§ Given text:
****************

How A Dog Is Honest Toward's His Woner

How A Dog Is Honest Toward's His Woner

Honesty Of Dog ! Watch a couple of dogs play, and you’ll probably see seemingly random gestures, lots of frenetic activity and a whole lot of energy being expended. But decades of research suggest that beneath this apparently frivolous fun lies a hidden language of honesty and deceit, empathy and perhaps even a humanlike morality.

Take those two dogs. That yogalike pose is known as a “play bow,” and in the language of play it’s one of the most commonly used words. It’s an instigation and a clarification, a warning and an apology. Dogs often adopt this stance as an invitation to play right before they lunge at another dog; they also bow before they nip (“I’m going to bite you, but I’m just fooling around”) or after some particularly aggressive roughhousing (“Sorry I knocked you over; I didn’t mean it.”).

****************

§ Entries supplied:
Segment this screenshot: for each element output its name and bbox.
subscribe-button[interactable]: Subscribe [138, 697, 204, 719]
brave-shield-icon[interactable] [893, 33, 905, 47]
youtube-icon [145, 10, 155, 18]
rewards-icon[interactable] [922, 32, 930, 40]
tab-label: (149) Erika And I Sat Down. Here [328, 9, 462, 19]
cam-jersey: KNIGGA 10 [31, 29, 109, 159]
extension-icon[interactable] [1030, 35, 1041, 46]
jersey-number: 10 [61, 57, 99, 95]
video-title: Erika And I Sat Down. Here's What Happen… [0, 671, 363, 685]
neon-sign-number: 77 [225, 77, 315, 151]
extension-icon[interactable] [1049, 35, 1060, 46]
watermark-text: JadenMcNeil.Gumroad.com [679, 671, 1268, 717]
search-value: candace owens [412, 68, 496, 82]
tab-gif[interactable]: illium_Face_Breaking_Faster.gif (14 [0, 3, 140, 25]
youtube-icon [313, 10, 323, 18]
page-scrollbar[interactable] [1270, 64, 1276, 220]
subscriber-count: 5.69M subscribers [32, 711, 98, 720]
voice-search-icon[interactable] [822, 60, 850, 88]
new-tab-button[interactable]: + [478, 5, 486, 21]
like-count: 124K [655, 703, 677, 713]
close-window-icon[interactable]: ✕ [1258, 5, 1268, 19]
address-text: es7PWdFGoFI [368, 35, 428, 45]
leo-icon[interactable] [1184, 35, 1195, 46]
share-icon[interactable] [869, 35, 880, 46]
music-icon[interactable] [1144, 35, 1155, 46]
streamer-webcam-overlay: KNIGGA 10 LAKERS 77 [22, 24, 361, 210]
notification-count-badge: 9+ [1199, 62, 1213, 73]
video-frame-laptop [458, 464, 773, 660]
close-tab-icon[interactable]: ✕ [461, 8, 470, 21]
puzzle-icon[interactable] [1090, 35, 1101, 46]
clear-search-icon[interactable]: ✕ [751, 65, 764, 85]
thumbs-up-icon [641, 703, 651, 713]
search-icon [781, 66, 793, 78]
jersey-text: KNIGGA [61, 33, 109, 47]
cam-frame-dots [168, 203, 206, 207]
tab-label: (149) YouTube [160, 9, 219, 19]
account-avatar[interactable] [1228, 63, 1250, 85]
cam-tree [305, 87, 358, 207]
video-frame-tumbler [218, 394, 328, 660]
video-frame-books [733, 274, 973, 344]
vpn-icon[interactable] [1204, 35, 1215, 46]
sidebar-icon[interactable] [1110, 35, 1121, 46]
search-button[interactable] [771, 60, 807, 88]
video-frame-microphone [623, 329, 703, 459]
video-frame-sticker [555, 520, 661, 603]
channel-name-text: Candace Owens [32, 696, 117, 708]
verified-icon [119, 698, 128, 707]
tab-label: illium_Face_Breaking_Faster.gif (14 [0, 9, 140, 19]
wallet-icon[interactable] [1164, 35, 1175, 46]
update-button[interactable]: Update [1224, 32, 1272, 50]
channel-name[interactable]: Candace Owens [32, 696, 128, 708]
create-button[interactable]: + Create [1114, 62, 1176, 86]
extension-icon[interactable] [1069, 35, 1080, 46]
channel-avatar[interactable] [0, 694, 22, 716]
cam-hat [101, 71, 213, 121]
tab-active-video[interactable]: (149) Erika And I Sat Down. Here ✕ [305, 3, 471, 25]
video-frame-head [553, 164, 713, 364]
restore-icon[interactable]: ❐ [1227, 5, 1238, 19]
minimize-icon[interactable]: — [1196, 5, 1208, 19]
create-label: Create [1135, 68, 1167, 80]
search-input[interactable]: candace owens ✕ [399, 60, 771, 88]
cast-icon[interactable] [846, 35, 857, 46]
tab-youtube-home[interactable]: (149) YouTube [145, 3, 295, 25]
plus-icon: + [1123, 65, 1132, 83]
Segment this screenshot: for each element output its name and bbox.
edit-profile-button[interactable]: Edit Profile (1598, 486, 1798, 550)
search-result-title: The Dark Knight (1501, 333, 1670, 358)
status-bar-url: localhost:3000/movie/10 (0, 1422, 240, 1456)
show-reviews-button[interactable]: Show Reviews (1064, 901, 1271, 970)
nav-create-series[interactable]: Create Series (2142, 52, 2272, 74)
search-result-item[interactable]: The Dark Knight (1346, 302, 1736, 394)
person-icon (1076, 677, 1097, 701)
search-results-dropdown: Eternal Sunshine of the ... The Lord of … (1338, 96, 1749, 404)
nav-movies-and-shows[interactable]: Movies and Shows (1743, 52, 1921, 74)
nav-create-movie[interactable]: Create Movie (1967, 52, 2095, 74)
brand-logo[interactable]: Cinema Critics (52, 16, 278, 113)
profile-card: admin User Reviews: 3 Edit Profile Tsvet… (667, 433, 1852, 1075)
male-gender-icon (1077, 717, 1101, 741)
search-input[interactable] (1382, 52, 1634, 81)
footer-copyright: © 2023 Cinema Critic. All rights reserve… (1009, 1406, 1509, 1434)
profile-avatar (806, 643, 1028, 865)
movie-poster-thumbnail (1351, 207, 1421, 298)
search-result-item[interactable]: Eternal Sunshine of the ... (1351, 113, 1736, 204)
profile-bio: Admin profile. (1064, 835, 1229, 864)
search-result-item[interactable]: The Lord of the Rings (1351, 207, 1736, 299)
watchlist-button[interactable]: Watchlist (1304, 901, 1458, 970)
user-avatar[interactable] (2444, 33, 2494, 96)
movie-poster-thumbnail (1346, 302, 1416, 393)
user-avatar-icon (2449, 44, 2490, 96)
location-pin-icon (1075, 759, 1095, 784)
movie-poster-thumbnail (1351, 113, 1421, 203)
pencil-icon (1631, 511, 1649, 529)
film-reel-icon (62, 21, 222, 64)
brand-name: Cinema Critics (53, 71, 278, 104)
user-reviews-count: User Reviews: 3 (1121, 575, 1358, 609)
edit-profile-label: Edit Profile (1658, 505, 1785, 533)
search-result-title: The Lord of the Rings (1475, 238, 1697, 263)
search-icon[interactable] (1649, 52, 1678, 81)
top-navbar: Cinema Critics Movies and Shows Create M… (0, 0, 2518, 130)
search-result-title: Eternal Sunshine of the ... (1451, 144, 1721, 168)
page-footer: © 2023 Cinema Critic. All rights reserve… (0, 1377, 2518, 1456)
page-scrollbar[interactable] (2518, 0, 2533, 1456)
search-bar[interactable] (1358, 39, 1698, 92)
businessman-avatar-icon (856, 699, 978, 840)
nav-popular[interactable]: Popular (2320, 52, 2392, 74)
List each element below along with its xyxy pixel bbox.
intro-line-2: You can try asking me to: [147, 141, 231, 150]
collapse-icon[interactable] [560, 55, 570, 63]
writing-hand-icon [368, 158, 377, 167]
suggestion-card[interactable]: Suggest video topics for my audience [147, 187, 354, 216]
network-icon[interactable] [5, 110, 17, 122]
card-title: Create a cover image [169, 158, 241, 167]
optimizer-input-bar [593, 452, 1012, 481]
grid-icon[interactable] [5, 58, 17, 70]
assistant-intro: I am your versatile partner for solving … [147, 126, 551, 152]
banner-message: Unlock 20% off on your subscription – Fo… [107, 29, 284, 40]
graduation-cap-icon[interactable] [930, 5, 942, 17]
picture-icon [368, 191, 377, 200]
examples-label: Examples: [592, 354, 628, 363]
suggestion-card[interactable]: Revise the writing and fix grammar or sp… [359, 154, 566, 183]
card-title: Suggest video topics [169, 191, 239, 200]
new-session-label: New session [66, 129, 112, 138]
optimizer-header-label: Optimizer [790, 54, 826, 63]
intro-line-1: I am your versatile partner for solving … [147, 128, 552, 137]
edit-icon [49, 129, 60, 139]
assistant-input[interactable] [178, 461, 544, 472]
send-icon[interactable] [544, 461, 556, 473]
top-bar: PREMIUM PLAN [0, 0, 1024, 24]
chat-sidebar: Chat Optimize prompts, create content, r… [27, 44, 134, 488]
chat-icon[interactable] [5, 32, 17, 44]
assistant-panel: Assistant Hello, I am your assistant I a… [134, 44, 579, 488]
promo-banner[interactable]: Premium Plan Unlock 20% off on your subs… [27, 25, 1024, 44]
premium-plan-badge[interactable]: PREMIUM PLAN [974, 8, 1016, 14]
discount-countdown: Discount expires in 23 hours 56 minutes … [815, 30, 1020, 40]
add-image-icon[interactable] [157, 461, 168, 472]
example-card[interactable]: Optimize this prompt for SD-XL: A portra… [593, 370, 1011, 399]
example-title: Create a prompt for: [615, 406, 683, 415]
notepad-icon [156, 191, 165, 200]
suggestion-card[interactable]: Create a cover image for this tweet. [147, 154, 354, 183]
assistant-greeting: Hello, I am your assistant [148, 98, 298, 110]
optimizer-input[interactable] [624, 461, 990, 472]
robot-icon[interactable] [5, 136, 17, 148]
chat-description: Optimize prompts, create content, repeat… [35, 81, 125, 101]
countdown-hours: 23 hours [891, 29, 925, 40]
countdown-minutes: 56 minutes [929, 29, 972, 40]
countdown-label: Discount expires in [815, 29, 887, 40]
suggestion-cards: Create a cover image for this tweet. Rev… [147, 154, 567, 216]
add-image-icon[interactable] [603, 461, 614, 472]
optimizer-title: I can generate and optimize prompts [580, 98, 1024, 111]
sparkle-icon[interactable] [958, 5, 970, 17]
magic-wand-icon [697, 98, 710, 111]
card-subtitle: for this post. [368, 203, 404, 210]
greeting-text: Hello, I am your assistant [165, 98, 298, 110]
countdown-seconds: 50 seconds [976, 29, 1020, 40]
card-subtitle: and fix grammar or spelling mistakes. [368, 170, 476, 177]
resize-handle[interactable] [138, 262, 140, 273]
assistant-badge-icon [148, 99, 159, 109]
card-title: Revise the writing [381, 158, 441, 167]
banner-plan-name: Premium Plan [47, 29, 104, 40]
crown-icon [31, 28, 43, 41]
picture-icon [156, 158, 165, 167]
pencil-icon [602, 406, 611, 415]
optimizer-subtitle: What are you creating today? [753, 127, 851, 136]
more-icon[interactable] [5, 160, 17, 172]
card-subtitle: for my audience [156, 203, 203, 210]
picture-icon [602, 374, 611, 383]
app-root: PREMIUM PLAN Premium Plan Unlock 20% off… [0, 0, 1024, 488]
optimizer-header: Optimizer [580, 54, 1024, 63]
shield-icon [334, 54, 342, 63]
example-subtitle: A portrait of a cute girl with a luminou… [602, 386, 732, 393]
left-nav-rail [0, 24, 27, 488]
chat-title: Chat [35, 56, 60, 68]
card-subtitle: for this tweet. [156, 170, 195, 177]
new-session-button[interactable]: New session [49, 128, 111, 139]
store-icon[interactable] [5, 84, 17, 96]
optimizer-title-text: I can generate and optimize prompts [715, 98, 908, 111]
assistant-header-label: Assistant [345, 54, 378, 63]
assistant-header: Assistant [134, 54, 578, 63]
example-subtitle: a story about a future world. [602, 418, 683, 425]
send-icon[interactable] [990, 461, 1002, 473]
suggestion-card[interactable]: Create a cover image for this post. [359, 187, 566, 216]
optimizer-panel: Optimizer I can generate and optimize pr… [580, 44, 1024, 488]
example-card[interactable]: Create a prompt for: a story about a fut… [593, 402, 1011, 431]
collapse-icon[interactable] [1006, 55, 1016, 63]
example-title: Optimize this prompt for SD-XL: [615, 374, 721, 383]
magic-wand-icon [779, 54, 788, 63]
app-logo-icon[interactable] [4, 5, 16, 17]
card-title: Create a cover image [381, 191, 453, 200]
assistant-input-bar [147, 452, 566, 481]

****************

§ Your tasks:
**1)** In the text about dogs at play, how would you translate this sentence into Spanish: "That yogalike pose is known as a “play bow,” and in the language of play it’s one of the most commonly used words."?
**2)** Answer these questions from the text about dogs at play:
(a) What do decades of research suggest lies beneath the apparently frivolous fun?
(b) What is the yogalike pose called?
(c) Dogs often adopt this stance as an invitation to play right before doing what?

§ Answers for the exercise:
**1)** Esa postura parecida al yoga se conoce como «reverencia de juego», y en el lenguaje del juego es una de las palabras más utilizadas.

**2)**
(a) A hidden language of honesty and deceit, empathy and perhaps even a humanlike morality.
(b) A "play bow."
(c) Right before they lunge at another dog.